▸ **REQUIRED WORK**: Write out each line beneath this one exactly as it reads.
——
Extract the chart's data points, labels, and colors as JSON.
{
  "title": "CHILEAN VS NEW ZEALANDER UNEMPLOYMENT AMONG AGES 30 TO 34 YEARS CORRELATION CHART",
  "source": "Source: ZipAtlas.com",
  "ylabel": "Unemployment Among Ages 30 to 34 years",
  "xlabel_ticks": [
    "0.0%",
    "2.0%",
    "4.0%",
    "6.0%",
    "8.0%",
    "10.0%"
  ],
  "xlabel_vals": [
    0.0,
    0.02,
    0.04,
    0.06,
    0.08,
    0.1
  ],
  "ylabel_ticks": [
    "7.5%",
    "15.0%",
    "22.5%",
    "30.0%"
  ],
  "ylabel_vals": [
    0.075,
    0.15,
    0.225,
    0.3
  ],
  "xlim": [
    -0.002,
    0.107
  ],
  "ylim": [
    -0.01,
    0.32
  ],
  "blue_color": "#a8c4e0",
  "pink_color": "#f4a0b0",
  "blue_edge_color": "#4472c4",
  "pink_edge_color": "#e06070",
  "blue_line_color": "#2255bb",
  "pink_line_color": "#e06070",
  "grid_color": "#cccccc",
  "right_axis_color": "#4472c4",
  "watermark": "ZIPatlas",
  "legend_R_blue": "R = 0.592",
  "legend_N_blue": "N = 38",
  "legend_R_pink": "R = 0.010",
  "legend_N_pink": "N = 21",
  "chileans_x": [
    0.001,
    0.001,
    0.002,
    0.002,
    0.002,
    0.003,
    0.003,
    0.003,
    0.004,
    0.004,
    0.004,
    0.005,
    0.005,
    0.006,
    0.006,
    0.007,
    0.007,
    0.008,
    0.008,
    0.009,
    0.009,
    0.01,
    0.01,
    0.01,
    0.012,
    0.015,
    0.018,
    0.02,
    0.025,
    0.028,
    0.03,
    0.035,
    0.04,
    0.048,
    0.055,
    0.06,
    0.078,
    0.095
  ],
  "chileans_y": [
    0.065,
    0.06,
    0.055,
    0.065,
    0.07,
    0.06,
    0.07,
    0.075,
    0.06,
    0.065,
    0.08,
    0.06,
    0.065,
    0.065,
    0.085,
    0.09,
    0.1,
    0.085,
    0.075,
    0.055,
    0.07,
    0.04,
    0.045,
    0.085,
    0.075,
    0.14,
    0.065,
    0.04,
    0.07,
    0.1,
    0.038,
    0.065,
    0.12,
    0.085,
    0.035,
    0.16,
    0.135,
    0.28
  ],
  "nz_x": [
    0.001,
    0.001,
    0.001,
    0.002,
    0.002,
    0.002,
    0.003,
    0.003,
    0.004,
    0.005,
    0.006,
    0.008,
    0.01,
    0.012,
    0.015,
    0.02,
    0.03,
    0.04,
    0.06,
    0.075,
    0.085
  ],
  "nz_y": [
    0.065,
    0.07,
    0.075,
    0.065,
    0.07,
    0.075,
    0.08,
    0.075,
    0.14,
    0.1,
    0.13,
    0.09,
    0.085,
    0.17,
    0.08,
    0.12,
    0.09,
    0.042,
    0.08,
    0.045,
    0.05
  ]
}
——
▸ **WORKED SOLUTION**:
Extract the chart's data points, labels, and colors as JSON.
{
  "title": "CHILEAN VS NEW ZEALANDER UNEMPLOYMENT AMONG AGES 30 TO 34 YEARS CORRELATION CHART",
  "source": "Source: ZipAtlas.com",
  "ylabel": "Unemployment Among Ages 30 to 34 years",
  "xlabel_ticks": [
    "0.0%",
    "2.0%",
    "4.0%",
    "6.0%",
    "8.0%",
    "10.0%"
  ],
  "xlabel_vals": [
    0.0,
    0.02,
    0.04,
    0.06,
    0.08,
    0.1
  ],
  "ylabel_ticks": [
    "7.5%",
    "15.0%",
    "22.5%",
    "30.0%"
  ],
  "ylabel_vals": [
    0.075,
    0.15,
    0.225,
    0.3
  ],
  "xlim": [
    -0.002,
    0.107
  ],
  "ylim": [
    -0.01,
    0.32
  ],
  "blue_color": "#a8c4e0",
  "pink_color": "#f4a0b0",
  "blue_edge_color": "#4472c4",
  "pink_edge_color": "#e06070",
  "blue_line_color": "#2255bb",
  "pink_line_color": "#e06070",
  "grid_color": "#cccccc",
  "right_axis_color": "#4472c4",
  "watermark": "ZIPatlas",
  "legend_R_blue": "R = 0.592",
  "legend_N_blue": "N = 38",
  "legend_R_pink": "R = 0.010",
  "legend_N_pink": "N = 21",
  "chileans_x": [
    0.001,
    0.001,
    0.002,
    0.002,
    0.002,
    0.003,
    0.003,
    0.003,
    0.004,
    0.004,
    0.004,
    0.005,
    0.005,
    0.006,
    0.006,
    0.007,
    0.007,
    0.008,
    0.008,
    0.009,
    0.009,
    0.01,
    0.01,
    0.01,
    0.012,
    0.015,
    0.018,
    0.02,
    0.025,
    0.028,
    0.03,
    0.035,
    0.04,
    0.048,
    0.055,
    0.06,
    0.078,
    0.095
  ],
  "chileans_y": [
    0.065,
    0.06,
    0.055,
    0.065,
    0.07,
    0.06,
    0.07,
    0.075,
    0.06,
    0.065,
    0.08,
    0.06,
    0.065,
    0.065,
    0.085,
    0.09,
    0.1,
    0.085,
    0.075,
    0.055,
    0.07,
    0.04,
    0.045,
    0.085,
    0.075,
    0.14,
    0.065,
    0.04,
    0.07,
    0.1,
    0.038,
    0.065,
    0.12,
    0.085,
    0.035,
    0.16,
    0.135,
    0.28
  ],
  "nz_x": [
    0.001,
    0.001,
    0.001,
    0.002,
    0.002,
    0.002,
    0.003,
    0.003,
    0.004,
    0.005,
    0.006,
    0.008,
    0.01,
    0.012,
    0.015,
    0.02,
    0.03,
    0.04,
    0.06,
    0.075,
    0.085
  ],
  "nz_y": [
    0.065,
    0.07,
    0.075,
    0.065,
    0.07,
    0.075,
    0.08,
    0.075,
    0.14,
    0.1,
    0.13,
    0.09,
    0.085,
    0.17,
    0.08,
    0.12,
    0.09,
    0.042,
    0.08,
    0.045,
    0.05
  ]
}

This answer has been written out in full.